Items from a figure collection

____

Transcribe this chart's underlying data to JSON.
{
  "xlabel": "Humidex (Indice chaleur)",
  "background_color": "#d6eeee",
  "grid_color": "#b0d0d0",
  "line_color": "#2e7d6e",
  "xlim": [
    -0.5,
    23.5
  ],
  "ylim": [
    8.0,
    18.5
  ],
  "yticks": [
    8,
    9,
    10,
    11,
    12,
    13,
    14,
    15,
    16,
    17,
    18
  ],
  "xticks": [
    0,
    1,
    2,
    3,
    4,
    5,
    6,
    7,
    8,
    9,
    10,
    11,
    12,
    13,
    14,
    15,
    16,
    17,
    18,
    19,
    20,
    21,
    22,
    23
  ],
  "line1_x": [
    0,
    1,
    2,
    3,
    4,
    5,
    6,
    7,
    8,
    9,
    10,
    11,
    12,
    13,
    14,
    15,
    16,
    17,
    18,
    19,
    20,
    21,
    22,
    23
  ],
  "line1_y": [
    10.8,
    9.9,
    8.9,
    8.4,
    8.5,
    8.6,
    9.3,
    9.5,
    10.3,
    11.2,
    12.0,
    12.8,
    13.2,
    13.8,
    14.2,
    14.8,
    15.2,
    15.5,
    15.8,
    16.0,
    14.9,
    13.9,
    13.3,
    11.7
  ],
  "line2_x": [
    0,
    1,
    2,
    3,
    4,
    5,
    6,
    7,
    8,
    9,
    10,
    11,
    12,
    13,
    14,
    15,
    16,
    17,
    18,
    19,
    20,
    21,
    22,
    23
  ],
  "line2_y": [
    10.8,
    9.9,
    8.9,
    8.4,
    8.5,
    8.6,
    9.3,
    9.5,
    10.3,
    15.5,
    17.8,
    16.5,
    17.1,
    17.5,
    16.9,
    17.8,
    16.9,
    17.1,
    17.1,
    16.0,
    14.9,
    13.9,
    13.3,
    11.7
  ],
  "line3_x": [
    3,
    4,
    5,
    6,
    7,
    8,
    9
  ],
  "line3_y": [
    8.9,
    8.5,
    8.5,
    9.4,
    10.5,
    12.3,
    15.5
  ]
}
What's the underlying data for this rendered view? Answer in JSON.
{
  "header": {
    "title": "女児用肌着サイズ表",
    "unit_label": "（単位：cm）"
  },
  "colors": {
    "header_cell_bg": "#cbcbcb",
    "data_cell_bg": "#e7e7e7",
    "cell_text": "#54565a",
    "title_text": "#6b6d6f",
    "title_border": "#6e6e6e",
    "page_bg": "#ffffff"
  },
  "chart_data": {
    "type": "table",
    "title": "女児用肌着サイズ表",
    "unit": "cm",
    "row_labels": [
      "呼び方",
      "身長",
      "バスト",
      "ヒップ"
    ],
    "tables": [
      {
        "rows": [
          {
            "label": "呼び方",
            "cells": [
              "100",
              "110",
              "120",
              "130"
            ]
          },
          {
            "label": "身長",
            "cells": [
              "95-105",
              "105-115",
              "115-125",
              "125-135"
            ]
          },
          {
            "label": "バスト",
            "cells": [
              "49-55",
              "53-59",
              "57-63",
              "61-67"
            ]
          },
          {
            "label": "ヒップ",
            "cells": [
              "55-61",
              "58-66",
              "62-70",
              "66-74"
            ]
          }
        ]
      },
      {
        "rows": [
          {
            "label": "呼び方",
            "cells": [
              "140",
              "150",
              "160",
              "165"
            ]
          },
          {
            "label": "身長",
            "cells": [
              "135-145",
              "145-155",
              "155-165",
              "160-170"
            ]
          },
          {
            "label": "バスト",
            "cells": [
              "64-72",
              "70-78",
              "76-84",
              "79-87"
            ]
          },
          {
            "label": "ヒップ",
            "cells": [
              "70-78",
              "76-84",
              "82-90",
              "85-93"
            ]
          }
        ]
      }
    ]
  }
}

____

Instruction. Your task is to repeat each line of the material exactly.

Reply to the exercise.
Transcribe this chart's underlying data to JSON.
{
  "xlabel": "Humidex (Indice chaleur)",
  "background_color": "#d6eeee",
  "grid_color": "#b0d0d0",
  "line_color": "#2e7d6e",
  "xlim": [
    -0.5,
    23.5
  ],
  "ylim": [
    8.0,
    18.5
  ],
  "yticks": [
    8,
    9,
    10,
    11,
    12,
    13,
    14,
    15,
    16,
    17,
    18
  ],
  "xticks": [
    0,
    1,
    2,
    3,
    4,
    5,
    6,
    7,
    8,
    9,
    10,
    11,
    12,
    13,
    14,
    15,
    16,
    17,
    18,
    19,
    20,
    21,
    22,
    23
  ],
  "line1_x": [
    0,
    1,
    2,
    3,
    4,
    5,
    6,
    7,
    8,
    9,
    10,
    11,
    12,
    13,
    14,
    15,
    16,
    17,
    18,
    19,
    20,
    21,
    22,
    23
  ],
  "line1_y": [
    10.8,
    9.9,
    8.9,
    8.4,
    8.5,
    8.6,
    9.3,
    9.5,
    10.3,
    11.2,
    12.0,
    12.8,
    13.2,
    13.8,
    14.2,
    14.8,
    15.2,
    15.5,
    15.8,
    16.0,
    14.9,
    13.9,
    13.3,
    11.7
  ],
  "line2_x": [
    0,
    1,
    2,
    3,
    4,
    5,
    6,
    7,
    8,
    9,
    10,
    11,
    12,
    13,
    14,
    15,
    16,
    17,
    18,
    19,
    20,
    21,
    22,
    23
  ],
  "line2_y": [
    10.8,
    9.9,
    8.9,
    8.4,
    8.5,
    8.6,
    9.3,
    9.5,
    10.3,
    15.5,
    17.8,
    16.5,
    17.1,
    17.5,
    16.9,
    17.8,
    16.9,
    17.1,
    17.1,
    16.0,
    14.9,
    13.9,
    13.3,
    11.7
  ],
  "line3_x": [
    3,
    4,
    5,
    6,
    7,
    8,
    9
  ],
  "line3_y": [
    8.9,
    8.5,
    8.5,
    9.4,
    10.5,
    12.3,
    15.5
  ]
}
What's the underlying data for this rendered view? Answer in JSON.
{
  "header": {
    "title": "女児用肌着サイズ表",
    "unit_label": "（単位：cm）"
  },
  "colors": {
    "header_cell_bg": "#cbcbcb",
    "data_cell_bg": "#e7e7e7",
    "cell_text": "#54565a",
    "title_text": "#6b6d6f",
    "title_border": "#6e6e6e",
    "page_bg": "#ffffff"
  },
  "chart_data": {
    "type": "table",
    "title": "女児用肌着サイズ表",
    "unit": "cm",
    "row_labels": [
      "呼び方",
      "身長",
      "バスト",
      "ヒップ"
    ],
    "tables": [
      {
        "rows": [
          {
            "label": "呼び方",
            "cells": [
              "100",
              "110",
              "120",
              "130"
            ]
          },
          {
            "label": "身長",
            "cells": [
              "95-105",
              "105-115",
              "115-125",
              "125-135"
            ]
          },
          {
            "label": "バスト",
            "cells": [
              "49-55",
              "53-59",
              "57-63",
              "61-67"
            ]
          },
          {
            "label": "ヒップ",
            "cells": [
              "55-61",
              "58-66",
              "62-70",
              "66-74"
            ]
          }
        ]
      },
      {
        "rows": [
          {
            "label": "呼び方",
            "cells": [
              "140",
              "150",
              "160",
              "165"
            ]
          },
          {
            "label": "身長",
            "cells": [
              "135-145",
              "145-155",
              "155-165",
              "160-170"
            ]
          },
          {
            "label": "バスト",
            "cells": [
              "64-72",
              "70-78",
              "76-84",
              "79-87"
            ]
          },
          {
            "label": "ヒップ",
            "cells": [
              "70-78",
              "76-84",
              "82-90",
              "85-93"
            ]
          }
        ]
      }
    ]
  }
}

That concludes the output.